╔══

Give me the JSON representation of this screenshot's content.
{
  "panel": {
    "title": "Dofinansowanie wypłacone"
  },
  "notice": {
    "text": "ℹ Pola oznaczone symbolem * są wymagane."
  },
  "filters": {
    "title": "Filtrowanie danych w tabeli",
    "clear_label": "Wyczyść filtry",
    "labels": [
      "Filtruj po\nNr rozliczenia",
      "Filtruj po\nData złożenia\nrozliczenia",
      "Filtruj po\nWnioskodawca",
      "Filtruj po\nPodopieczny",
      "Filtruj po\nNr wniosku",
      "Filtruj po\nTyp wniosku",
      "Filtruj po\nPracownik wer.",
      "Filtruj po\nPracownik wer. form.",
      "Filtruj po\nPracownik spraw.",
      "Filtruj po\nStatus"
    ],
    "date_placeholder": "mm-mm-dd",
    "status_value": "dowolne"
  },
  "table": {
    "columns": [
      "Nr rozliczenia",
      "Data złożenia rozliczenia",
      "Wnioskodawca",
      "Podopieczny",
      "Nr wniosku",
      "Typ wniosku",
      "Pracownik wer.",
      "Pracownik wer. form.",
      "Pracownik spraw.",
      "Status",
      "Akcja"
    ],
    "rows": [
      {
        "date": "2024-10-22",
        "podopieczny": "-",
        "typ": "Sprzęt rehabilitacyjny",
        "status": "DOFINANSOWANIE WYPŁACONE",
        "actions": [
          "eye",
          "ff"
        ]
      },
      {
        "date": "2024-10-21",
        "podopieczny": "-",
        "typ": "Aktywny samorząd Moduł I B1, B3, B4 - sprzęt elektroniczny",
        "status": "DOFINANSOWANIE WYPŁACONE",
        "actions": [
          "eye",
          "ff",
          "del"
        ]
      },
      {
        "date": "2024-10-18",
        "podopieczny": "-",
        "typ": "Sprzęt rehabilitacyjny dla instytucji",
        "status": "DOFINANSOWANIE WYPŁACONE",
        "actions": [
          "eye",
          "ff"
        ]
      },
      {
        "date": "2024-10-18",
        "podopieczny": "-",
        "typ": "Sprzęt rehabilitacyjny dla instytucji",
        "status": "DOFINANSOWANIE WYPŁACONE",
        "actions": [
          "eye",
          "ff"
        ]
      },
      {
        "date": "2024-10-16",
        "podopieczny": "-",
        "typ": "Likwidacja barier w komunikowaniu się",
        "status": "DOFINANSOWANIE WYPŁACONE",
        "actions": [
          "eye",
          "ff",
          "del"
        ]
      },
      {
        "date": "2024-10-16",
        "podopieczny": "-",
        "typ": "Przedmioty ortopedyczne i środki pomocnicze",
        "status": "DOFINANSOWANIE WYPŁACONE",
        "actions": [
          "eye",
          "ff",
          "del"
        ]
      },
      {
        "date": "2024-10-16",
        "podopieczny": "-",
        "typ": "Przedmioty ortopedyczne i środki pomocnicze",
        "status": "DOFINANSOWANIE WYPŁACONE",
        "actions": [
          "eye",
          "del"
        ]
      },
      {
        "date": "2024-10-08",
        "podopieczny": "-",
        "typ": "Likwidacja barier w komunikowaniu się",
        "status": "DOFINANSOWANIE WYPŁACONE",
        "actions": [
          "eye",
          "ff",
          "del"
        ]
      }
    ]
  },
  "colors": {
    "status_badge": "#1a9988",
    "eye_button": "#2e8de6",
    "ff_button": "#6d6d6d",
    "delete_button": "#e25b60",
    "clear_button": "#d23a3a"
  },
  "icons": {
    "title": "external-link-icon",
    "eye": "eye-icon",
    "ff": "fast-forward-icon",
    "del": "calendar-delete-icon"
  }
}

╚══

Transcribe the material above in its entirety. Match it exactly.

Solution for this problem:
Give me the JSON representation of this screenshot's content.
{
  "panel": {
    "title": "Dofinansowanie wypłacone"
  },
  "notice": {
    "text": "ℹ Pola oznaczone symbolem * są wymagane."
  },
  "filters": {
    "title": "Filtrowanie danych w tabeli",
    "clear_label": "Wyczyść filtry",
    "labels": [
      "Filtruj po\nNr rozliczenia",
      "Filtruj po\nData złożenia\nrozliczenia",
      "Filtruj po\nWnioskodawca",
      "Filtruj po\nPodopieczny",
      "Filtruj po\nNr wniosku",
      "Filtruj po\nTyp wniosku",
      "Filtruj po\nPracownik wer.",
      "Filtruj po\nPracownik wer. form.",
      "Filtruj po\nPracownik spraw.",
      "Filtruj po\nStatus"
    ],
    "date_placeholder": "mm-mm-dd",
    "status_value": "dowolne"
  },
  "table": {
    "columns": [
      "Nr rozliczenia",
      "Data złożenia rozliczenia",
      "Wnioskodawca",
      "Podopieczny",
      "Nr wniosku",
      "Typ wniosku",
      "Pracownik wer.",
      "Pracownik wer. form.",
      "Pracownik spraw.",
      "Status",
      "Akcja"
    ],
    "rows": [
      {
        "date": "2024-10-22",
        "podopieczny": "-",
        "typ": "Sprzęt rehabilitacyjny",
        "status": "DOFINANSOWANIE WYPŁACONE",
        "actions": [
          "eye",
          "ff"
        ]
      },
      {
        "date": "2024-10-21",
        "podopieczny": "-",
        "typ": "Aktywny samorząd Moduł I B1, B3, B4 - sprzęt elektroniczny",
        "status": "DOFINANSOWANIE WYPŁACONE",
        "actions": [
          "eye",
          "ff",
          "del"
        ]
      },
      {
        "date": "2024-10-18",
        "podopieczny": "-",
        "typ": "Sprzęt rehabilitacyjny dla instytucji",
        "status": "DOFINANSOWANIE WYPŁACONE",
        "actions": [
          "eye",
          "ff"
        ]
      },
      {
        "date": "2024-10-18",
        "podopieczny": "-",
        "typ": "Sprzęt rehabilitacyjny dla instytucji",
        "status": "DOFINANSOWANIE WYPŁACONE",
        "actions": [
          "eye",
          "ff"
        ]
      },
      {
        "date": "2024-10-16",
        "podopieczny": "-",
        "typ": "Likwidacja barier w komunikowaniu się",
        "status": "DOFINANSOWANIE WYPŁACONE",
        "actions": [
          "eye",
          "ff",
          "del"
        ]
      },
      {
        "date": "2024-10-16",
        "podopieczny": "-",
        "typ": "Przedmioty ortopedyczne i środki pomocnicze",
        "status": "DOFINANSOWANIE WYPŁACONE",
        "actions": [
          "eye",
          "ff",
          "del"
        ]
      },
      {
        "date": "2024-10-16",
        "podopieczny": "-",
        "typ": "Przedmioty ortopedyczne i środki pomocnicze",
        "status": "DOFINANSOWANIE WYPŁACONE",
        "actions": [
          "eye",
          "del"
        ]
      },
      {
        "date": "2024-10-08",
        "podopieczny": "-",
        "typ": "Likwidacja barier w komunikowaniu się",
        "status": "DOFINANSOWANIE WYPŁACONE",
        "actions": [
          "eye",
          "ff",
          "del"
        ]
      }
    ]
  },
  "colors": {
    "status_badge": "#1a9988",
    "eye_button": "#2e8de6",
    "ff_button": "#6d6d6d",
    "delete_button": "#e25b60",
    "clear_button": "#d23a3a"
  },
  "icons": {
    "title": "external-link-icon",
    "eye": "eye-icon",
    "ff": "fast-forward-icon",
    "del": "calendar-delete-icon"
  }
}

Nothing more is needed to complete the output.